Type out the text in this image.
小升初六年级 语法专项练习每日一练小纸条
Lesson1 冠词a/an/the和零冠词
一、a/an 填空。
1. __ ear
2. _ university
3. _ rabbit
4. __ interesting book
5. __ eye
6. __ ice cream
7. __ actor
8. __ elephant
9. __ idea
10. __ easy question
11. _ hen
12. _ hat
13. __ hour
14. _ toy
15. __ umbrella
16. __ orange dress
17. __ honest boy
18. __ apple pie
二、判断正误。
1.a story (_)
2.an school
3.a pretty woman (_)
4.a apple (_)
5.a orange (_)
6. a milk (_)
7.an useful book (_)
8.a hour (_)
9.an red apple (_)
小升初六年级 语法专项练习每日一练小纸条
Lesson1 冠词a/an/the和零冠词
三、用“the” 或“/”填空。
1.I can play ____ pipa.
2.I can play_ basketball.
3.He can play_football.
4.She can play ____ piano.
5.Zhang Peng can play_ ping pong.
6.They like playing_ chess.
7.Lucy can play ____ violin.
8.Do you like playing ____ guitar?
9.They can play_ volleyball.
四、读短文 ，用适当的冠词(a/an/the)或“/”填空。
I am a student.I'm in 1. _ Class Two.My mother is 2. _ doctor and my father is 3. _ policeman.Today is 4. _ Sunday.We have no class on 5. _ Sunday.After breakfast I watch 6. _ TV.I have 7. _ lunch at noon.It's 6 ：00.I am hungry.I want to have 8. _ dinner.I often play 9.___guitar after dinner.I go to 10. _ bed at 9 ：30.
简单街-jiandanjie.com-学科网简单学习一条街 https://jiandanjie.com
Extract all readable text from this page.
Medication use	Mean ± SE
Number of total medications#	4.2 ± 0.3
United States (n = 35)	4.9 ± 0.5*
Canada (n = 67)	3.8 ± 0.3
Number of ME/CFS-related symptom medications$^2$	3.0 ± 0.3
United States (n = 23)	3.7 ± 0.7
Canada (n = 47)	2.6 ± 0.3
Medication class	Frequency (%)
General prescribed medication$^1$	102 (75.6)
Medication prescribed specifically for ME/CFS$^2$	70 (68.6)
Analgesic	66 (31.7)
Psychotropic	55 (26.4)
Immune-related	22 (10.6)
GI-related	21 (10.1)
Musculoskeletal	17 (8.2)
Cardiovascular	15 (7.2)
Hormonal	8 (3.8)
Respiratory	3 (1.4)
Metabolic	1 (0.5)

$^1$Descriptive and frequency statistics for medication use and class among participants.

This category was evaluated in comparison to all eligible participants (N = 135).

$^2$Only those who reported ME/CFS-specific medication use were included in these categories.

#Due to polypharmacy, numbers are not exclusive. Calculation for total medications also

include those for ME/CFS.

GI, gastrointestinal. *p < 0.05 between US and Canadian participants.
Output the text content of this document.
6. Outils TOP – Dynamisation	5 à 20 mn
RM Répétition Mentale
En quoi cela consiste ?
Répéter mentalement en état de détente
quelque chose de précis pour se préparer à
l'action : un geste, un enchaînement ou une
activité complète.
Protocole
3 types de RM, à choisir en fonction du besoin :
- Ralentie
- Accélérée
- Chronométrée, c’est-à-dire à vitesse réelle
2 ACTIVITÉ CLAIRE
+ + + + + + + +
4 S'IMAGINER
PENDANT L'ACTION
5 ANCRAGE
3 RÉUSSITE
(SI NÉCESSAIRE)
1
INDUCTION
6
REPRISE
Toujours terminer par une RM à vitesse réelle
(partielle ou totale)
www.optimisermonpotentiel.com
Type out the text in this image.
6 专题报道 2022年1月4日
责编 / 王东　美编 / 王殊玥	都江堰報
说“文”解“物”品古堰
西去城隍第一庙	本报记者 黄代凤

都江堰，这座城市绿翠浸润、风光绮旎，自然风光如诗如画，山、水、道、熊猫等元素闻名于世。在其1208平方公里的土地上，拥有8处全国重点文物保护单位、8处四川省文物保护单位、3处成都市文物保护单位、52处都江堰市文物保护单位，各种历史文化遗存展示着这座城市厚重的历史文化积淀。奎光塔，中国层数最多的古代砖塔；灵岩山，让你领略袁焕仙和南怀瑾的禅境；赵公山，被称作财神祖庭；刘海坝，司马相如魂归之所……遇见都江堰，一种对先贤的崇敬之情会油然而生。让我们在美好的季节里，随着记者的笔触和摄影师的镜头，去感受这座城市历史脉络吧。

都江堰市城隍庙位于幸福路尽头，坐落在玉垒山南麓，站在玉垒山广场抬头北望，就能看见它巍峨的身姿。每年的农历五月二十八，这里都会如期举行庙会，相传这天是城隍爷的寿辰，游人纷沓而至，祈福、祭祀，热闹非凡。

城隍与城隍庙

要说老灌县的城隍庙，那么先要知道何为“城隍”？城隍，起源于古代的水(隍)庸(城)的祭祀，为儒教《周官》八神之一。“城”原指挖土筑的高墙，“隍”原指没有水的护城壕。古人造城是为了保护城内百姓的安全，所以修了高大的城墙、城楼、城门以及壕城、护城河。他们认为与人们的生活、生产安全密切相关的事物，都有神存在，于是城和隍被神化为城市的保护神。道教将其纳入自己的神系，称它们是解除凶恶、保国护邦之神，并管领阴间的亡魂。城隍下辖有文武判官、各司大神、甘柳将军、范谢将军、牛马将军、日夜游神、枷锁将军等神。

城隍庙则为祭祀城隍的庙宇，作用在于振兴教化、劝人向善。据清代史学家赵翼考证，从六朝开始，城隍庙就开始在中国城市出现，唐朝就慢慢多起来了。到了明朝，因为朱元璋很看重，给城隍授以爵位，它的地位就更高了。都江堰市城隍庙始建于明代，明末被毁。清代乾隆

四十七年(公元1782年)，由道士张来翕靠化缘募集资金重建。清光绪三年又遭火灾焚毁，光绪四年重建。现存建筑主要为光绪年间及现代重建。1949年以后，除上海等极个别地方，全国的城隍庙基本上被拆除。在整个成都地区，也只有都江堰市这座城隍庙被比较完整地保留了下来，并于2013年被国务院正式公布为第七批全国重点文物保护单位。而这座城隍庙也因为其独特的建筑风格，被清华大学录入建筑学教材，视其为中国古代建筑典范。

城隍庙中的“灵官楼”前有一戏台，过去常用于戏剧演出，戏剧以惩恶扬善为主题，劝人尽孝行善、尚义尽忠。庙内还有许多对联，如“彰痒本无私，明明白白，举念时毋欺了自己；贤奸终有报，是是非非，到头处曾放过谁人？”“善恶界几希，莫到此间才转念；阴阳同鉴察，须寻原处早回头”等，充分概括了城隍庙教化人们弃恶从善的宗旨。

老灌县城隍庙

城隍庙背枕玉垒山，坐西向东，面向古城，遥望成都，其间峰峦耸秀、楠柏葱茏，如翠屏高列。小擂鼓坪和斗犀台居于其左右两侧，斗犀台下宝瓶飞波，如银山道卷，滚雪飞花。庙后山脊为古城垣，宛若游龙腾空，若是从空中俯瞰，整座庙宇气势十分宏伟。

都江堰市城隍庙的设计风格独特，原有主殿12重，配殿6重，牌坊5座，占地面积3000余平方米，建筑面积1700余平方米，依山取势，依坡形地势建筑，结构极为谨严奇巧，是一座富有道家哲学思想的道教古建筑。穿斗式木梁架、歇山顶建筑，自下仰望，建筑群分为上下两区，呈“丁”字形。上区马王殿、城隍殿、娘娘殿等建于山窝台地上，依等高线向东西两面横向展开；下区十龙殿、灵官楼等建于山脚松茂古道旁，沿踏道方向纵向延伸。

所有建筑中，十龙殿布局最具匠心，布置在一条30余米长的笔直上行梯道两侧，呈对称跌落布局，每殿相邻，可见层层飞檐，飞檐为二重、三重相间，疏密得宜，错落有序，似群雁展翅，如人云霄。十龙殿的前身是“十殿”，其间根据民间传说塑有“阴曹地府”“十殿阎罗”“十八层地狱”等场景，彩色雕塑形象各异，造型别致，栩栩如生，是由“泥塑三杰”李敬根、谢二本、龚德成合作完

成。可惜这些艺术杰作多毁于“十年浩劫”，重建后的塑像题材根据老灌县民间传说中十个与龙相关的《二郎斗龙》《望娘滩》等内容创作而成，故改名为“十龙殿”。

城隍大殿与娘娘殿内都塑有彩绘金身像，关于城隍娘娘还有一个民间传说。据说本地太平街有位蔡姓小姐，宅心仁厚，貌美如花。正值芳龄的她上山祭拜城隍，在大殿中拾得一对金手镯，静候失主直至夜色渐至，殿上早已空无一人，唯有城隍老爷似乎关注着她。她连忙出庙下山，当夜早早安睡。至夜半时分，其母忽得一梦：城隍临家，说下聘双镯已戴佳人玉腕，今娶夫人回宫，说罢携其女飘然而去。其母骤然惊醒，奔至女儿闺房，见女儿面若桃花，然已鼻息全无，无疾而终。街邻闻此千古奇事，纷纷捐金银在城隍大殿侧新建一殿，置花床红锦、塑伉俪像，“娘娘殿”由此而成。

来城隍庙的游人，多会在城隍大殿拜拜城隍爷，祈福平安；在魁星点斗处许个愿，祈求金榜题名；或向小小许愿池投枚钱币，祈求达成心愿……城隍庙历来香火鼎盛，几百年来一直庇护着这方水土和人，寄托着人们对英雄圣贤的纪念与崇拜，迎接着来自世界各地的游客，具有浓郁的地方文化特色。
——————————
Directions:
Pick out and copy the lines of the entries that hold the string "class".

Task output:
I am a student.I'm in 1. _ Class Two.My mother is 2. _ doctor and my father is 3. _ policeman.Today is 4. _ Sunday.We have no class on 5. _ Sunday.After breakfast I watch 6. _ TV.I have 7. _ lunch at noon.It's 6 ：00.I am hungry.I want to have 8. _ dinner.I often play 9.___guitar after dinner.I go to 10. _ bed at 9 ：30.
Medication class	Frequency (%)
$^1$Descriptive and frequency statistics for medication use and class among participants.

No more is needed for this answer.